§ **Record set**:
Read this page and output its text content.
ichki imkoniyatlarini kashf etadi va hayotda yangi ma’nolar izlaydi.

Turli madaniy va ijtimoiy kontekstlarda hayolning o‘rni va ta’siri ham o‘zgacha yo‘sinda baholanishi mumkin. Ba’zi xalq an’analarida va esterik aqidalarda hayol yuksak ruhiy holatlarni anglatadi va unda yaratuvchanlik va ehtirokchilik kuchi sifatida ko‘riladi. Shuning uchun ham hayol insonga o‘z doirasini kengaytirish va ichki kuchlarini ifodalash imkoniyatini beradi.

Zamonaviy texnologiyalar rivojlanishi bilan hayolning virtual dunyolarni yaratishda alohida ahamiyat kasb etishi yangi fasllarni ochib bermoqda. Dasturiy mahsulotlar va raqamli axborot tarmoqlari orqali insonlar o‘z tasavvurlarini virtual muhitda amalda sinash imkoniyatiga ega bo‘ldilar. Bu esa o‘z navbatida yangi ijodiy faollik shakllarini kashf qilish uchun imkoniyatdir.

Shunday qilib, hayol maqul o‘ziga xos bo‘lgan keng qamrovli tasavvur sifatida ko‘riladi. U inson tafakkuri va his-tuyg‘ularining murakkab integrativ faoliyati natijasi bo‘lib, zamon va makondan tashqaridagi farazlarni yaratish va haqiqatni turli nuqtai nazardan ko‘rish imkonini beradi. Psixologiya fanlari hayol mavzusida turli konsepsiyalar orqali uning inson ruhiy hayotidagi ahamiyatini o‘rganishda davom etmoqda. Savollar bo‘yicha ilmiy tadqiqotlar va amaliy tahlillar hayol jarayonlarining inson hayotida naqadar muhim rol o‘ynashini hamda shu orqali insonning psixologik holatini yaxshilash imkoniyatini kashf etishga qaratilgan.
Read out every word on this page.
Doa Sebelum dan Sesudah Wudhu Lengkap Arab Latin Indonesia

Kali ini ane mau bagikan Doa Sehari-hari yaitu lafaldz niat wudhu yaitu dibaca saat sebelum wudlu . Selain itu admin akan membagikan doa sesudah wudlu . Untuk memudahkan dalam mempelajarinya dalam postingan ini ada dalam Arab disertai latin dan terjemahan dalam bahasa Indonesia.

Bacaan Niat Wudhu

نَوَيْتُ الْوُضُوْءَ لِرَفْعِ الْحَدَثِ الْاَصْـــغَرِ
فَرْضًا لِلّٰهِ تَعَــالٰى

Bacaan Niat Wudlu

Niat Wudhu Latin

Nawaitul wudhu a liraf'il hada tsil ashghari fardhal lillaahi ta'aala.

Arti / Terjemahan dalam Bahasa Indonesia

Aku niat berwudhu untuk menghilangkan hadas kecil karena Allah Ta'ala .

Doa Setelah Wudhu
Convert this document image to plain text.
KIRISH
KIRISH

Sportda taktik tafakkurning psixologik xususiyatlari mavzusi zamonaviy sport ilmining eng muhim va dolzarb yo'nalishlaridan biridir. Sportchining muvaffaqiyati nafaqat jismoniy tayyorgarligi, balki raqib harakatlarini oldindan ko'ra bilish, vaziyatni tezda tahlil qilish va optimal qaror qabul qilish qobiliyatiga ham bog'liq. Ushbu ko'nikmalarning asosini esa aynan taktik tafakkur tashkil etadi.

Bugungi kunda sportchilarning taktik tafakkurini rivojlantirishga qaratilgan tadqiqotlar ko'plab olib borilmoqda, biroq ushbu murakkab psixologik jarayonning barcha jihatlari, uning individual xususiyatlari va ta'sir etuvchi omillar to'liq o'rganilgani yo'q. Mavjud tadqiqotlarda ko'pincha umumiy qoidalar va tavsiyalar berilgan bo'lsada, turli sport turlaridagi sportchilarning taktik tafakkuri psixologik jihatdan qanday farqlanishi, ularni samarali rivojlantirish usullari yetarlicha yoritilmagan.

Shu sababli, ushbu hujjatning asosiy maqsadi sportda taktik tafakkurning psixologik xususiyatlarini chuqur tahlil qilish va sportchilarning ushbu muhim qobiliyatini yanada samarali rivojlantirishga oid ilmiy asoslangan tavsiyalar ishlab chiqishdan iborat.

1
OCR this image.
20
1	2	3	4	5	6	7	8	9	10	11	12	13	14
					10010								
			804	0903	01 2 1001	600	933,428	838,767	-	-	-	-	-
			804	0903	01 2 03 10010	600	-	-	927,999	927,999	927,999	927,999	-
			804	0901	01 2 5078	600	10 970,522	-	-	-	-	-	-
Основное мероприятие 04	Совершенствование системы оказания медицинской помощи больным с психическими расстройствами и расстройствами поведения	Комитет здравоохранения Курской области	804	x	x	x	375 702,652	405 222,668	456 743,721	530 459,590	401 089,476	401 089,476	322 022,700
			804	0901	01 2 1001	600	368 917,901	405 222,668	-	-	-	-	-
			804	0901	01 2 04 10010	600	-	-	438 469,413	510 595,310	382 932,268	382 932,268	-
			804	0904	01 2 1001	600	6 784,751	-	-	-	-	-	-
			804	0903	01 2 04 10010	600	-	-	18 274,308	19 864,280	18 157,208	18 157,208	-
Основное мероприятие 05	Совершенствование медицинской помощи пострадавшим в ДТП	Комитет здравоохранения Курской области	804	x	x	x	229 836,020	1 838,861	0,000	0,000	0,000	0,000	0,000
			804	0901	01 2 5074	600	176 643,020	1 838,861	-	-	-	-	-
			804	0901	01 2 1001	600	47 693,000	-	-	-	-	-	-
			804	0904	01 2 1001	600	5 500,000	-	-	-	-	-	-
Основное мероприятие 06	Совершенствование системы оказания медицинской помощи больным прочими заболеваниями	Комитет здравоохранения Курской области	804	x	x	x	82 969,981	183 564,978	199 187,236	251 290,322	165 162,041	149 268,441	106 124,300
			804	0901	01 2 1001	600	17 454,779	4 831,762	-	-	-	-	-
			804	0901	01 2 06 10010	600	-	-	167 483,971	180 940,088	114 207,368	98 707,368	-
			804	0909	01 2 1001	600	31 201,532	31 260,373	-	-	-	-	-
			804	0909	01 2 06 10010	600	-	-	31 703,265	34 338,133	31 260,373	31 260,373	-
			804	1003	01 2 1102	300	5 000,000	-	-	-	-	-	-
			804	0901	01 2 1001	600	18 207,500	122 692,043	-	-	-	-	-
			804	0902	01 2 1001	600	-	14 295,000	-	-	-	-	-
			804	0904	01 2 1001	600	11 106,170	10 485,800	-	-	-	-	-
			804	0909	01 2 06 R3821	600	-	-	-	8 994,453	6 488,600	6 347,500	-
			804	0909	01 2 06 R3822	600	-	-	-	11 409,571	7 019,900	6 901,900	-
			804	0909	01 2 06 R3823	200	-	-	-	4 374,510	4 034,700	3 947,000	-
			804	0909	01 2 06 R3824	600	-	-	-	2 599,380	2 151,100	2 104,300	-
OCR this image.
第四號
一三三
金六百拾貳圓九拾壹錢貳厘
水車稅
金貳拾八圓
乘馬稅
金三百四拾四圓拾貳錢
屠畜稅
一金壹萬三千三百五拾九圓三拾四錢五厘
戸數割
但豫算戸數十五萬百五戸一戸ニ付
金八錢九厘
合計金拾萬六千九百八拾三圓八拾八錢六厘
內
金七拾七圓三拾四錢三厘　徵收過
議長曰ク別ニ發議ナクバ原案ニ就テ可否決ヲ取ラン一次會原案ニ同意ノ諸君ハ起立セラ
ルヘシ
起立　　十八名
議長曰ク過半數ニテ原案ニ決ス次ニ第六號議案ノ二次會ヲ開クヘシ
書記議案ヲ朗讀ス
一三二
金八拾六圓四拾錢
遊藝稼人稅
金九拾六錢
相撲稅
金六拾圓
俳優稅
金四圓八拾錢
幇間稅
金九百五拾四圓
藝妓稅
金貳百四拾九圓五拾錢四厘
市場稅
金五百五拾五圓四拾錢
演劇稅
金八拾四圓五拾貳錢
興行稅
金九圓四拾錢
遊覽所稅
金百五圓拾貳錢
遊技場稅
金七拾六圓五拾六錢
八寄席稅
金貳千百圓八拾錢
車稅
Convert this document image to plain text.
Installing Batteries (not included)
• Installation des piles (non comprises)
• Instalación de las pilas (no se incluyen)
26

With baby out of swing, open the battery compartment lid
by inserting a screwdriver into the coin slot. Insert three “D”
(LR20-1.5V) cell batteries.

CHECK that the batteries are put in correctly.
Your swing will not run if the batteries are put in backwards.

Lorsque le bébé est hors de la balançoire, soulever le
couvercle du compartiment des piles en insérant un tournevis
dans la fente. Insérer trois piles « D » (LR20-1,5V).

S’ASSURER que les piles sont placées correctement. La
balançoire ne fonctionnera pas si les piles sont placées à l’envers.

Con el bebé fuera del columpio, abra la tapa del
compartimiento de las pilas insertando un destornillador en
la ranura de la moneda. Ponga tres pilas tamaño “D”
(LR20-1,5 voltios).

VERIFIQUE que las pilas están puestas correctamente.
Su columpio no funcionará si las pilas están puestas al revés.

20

§ **Task to complete**:
From the listing above, pick out each line where the word "Read" appears.

§ **Result for this task**:
Read this page and output its text content.
Read out every word on this page.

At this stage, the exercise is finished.